* **WRITTEN INSTRUCTION**
Search the listing below for the string "this" and show each line that contains it.

○ ○ ○ ○

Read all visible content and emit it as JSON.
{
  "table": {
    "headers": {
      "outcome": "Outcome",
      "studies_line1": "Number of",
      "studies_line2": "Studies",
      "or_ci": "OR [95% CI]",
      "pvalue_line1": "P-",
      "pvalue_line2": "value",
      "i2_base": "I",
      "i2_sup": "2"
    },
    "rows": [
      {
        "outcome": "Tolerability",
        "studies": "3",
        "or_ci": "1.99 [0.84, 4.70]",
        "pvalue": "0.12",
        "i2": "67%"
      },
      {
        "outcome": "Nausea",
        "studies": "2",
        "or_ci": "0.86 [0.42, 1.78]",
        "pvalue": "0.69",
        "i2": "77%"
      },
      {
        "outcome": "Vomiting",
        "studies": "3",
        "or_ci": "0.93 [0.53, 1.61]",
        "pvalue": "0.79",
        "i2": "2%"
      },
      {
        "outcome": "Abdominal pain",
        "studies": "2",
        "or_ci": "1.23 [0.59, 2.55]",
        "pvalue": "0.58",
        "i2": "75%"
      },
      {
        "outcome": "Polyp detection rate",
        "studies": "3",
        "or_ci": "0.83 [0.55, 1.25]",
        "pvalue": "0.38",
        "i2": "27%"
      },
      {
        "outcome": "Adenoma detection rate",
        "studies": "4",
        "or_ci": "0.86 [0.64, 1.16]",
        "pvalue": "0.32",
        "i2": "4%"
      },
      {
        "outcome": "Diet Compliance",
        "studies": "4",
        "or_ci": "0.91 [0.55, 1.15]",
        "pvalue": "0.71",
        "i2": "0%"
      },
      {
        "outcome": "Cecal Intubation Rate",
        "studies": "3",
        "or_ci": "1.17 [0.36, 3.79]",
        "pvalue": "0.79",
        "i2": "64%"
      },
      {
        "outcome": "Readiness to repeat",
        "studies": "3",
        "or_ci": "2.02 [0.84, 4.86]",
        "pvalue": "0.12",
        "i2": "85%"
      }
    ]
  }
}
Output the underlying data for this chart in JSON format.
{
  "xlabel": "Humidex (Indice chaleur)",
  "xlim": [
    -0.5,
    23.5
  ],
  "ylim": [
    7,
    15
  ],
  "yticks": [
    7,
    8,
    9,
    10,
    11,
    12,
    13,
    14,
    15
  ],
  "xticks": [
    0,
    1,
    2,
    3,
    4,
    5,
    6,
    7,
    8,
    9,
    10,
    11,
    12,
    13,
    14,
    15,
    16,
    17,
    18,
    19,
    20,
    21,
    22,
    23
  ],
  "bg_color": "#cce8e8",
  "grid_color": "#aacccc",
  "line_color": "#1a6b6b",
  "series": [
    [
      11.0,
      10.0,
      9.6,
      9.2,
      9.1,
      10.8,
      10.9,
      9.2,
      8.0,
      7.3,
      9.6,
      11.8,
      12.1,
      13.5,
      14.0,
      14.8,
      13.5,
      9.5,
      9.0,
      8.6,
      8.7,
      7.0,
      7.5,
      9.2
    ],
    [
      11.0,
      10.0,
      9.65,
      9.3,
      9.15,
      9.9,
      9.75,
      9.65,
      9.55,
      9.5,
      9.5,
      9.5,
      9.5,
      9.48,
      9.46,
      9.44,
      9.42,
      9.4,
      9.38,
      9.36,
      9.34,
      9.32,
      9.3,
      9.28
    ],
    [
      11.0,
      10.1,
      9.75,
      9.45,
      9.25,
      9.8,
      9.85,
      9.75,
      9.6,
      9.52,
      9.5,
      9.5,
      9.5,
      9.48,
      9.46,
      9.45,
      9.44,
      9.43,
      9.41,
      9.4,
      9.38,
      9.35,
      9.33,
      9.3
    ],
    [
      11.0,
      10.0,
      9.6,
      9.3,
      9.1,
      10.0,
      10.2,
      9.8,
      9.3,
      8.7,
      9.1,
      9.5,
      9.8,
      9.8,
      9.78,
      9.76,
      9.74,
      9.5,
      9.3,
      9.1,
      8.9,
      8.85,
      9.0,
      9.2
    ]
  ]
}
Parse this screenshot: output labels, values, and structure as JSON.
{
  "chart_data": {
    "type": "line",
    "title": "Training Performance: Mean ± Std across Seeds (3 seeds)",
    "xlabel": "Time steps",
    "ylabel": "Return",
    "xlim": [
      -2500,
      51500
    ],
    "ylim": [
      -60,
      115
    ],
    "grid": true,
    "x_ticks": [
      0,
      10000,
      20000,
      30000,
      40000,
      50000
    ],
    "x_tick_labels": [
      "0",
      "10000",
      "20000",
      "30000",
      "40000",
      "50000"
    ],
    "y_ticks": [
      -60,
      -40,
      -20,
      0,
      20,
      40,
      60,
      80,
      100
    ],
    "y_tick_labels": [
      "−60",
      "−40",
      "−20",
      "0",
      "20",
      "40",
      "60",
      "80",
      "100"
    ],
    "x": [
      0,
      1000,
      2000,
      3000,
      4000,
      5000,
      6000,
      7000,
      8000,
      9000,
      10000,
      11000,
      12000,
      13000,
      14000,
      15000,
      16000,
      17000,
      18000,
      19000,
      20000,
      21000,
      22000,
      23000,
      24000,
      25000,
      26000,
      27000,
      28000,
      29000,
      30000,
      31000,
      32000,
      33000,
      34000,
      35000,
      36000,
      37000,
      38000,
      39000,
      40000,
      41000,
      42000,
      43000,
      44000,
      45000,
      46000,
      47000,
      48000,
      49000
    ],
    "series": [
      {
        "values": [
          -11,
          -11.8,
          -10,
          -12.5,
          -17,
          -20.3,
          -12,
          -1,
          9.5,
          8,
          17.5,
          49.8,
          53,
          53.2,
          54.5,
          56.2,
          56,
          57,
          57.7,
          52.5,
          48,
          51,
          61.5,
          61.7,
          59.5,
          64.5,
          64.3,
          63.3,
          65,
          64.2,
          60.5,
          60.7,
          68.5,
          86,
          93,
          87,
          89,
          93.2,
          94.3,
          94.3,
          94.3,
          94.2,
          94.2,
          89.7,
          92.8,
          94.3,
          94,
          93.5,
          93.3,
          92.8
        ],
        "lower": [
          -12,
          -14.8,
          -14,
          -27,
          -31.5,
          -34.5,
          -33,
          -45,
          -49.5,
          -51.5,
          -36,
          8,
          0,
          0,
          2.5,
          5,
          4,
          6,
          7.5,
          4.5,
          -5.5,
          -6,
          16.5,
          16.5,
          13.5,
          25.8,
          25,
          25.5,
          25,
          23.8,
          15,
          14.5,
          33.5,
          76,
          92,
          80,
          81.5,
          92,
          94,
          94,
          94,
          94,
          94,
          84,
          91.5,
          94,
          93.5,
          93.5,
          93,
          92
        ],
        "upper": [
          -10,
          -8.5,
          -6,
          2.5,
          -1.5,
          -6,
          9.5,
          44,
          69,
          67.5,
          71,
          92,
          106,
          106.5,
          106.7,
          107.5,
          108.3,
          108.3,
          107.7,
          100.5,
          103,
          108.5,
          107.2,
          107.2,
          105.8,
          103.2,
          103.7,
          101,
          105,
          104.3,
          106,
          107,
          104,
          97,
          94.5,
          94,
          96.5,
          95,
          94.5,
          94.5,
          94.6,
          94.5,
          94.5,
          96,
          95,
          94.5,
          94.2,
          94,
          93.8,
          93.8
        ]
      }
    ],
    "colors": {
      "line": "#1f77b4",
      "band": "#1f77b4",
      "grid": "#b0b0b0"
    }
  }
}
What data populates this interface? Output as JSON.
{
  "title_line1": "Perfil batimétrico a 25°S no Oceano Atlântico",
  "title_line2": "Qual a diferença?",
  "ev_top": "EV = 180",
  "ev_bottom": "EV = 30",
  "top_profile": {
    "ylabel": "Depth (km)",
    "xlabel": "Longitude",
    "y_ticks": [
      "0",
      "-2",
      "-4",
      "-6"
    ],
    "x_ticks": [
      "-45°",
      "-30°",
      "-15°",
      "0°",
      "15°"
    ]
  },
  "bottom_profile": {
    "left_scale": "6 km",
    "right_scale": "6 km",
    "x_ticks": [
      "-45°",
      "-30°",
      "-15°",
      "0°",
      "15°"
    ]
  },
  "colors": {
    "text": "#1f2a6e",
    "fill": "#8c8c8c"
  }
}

○ ○ ○ ○

* **ANSWER**
Output the underlying data for this chart in JSON format.
Parse this screenshot: output labels, values, and structure as JSON.
What data populates this interface? Output as JSON.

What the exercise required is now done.